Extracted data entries
-------
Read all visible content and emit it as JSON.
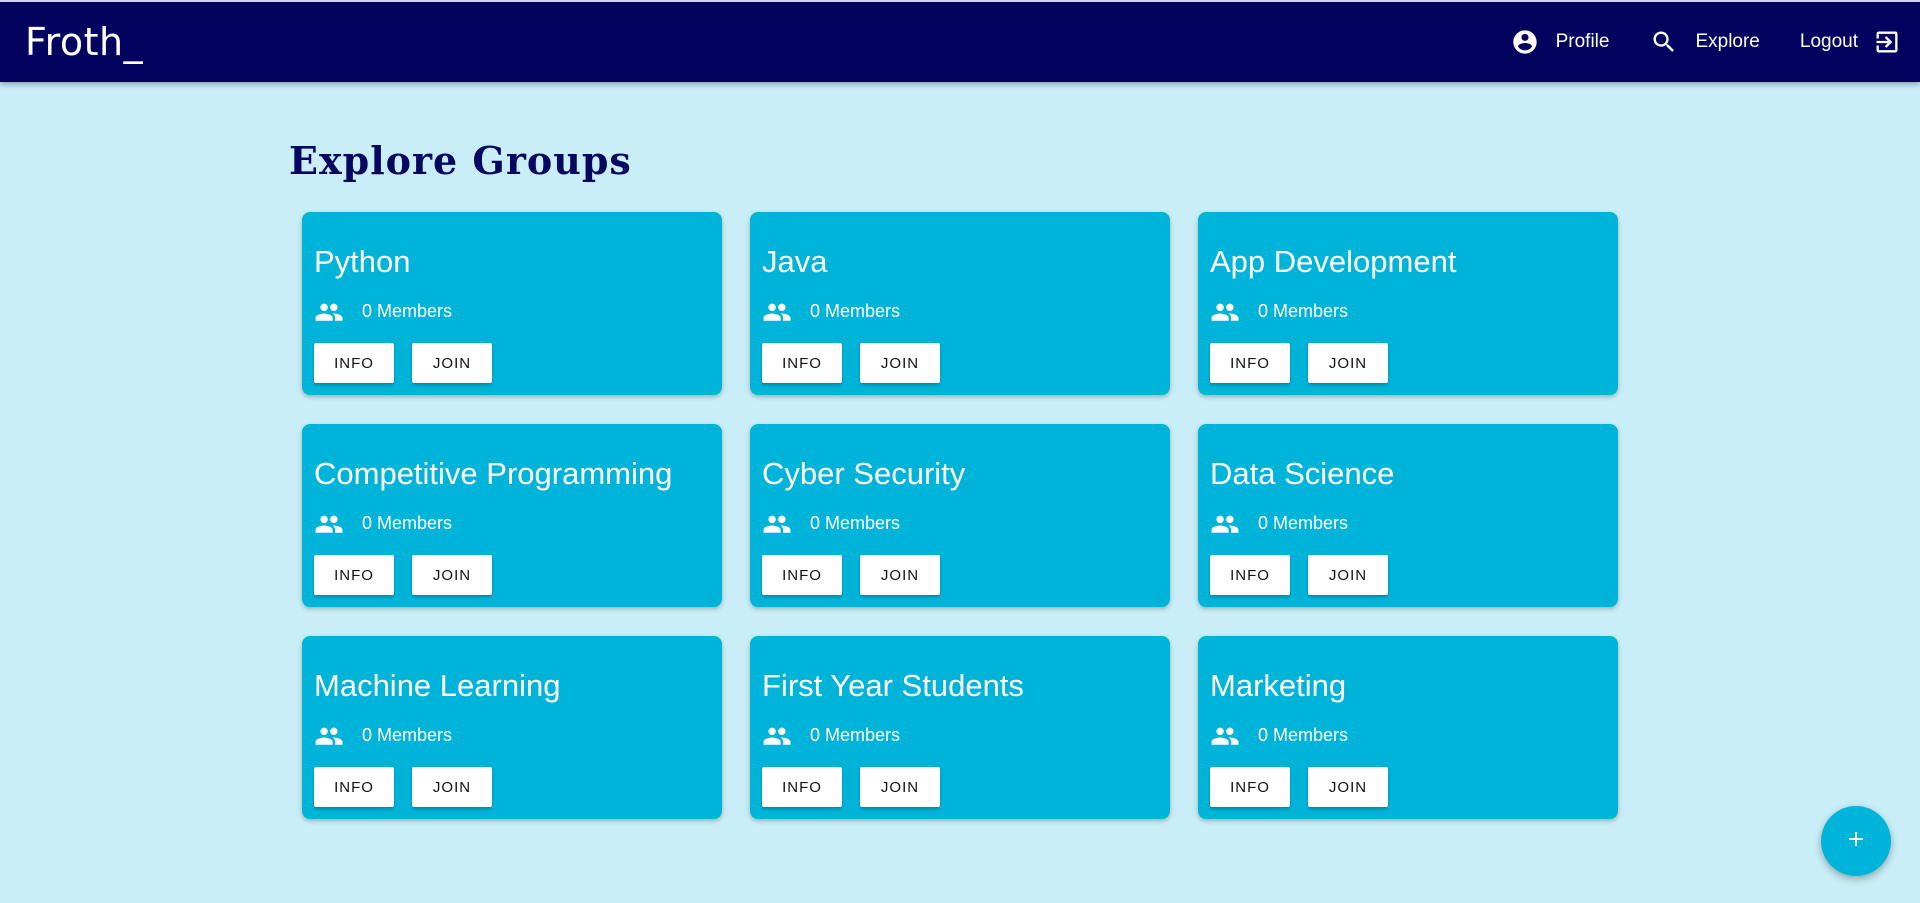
{
  "header": {
    "brand": "Froth_",
    "nav": [
      {
        "label": "Profile",
        "icon": "account-circle-icon"
      },
      {
        "label": "Explore",
        "icon": "search-icon"
      },
      {
        "label": "Logout",
        "icon": "logout-icon"
      }
    ]
  },
  "main": {
    "title": "Explore Groups",
    "groups": [
      {
        "name": "Python",
        "members": "0 Members",
        "info_label": "INFO",
        "join_label": "JOIN"
      },
      {
        "name": "Java",
        "members": "0 Members",
        "info_label": "INFO",
        "join_label": "JOIN"
      },
      {
        "name": "App Development",
        "members": "0 Members",
        "info_label": "INFO",
        "join_label": "JOIN"
      },
      {
        "name": "Competitive Programming",
        "members": "0 Members",
        "info_label": "INFO",
        "join_label": "JOIN"
      },
      {
        "name": "Cyber Security",
        "members": "0 Members",
        "info_label": "INFO",
        "join_label": "JOIN"
      },
      {
        "name": "Data Science",
        "members": "0 Members",
        "info_label": "INFO",
        "join_label": "JOIN"
      },
      {
        "name": "Machine Learning",
        "members": "0 Members",
        "info_label": "INFO",
        "join_label": "JOIN"
      },
      {
        "name": "First Year Students",
        "members": "0 Members",
        "info_label": "INFO",
        "join_label": "JOIN"
      },
      {
        "name": "Marketing",
        "members": "0 Members",
        "info_label": "INFO",
        "join_label": "JOIN"
      }
    ]
  },
  "fab": {
    "label": "+",
    "icon": "add-icon"
  },
  "colors": {
    "navbar": "#03035f",
    "background": "#c9eef7",
    "card": "#00b4d9",
    "title": "#070760",
    "button": "#ffffff"
  }
}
-------
■ TASK
Go through the listing above and write it all out exactly, leaving out any picture.

■ SOLUTION
Read all visible content and emit it as JSON.
{
  "header": {
    "brand": "Froth_",
    "nav": [
      {
        "label": "Profile",
        "icon": "account-circle-icon"
      },
      {
        "label": "Explore",
        "icon": "search-icon"
      },
      {
        "label": "Logout",
        "icon": "logout-icon"
      }
    ]
  },
  "main": {
    "title": "Explore Groups",
    "groups": [
      {
        "name": "Python",
        "members": "0 Members",
        "info_label": "INFO",
        "join_label": "JOIN"
      },
      {
        "name": "Java",
        "members": "0 Members",
        "info_label": "INFO",
        "join_label": "JOIN"
      },
      {
        "name": "App Development",
        "members": "0 Members",
        "info_label": "INFO",
        "join_label": "JOIN"
      },
      {
        "name": "Competitive Programming",
        "members": "0 Members",
        "info_label": "INFO",
        "join_label": "JOIN"
      },
      {
        "name": "Cyber Security",
        "members": "0 Members",
        "info_label": "INFO",
        "join_label": "JOIN"
      },
      {
        "name": "Data Science",
        "members": "0 Members",
        "info_label": "INFO",
        "join_label": "JOIN"
      },
      {
        "name": "Machine Learning",
        "members": "0 Members",
        "info_label": "INFO",
        "join_label": "JOIN"
      },
      {
        "name": "First Year Students",
        "members": "0 Members",
        "info_label": "INFO",
        "join_label": "JOIN"
      },
      {
        "name": "Marketing",
        "members": "0 Members",
        "info_label": "INFO",
        "join_label": "JOIN"
      }
    ]
  },
  "fab": {
    "label": "+",
    "icon": "add-icon"
  },
  "colors": {
    "navbar": "#03035f",
    "background": "#c9eef7",
    "card": "#00b4d9",
    "title": "#070760",
    "button": "#ffffff"
  }
}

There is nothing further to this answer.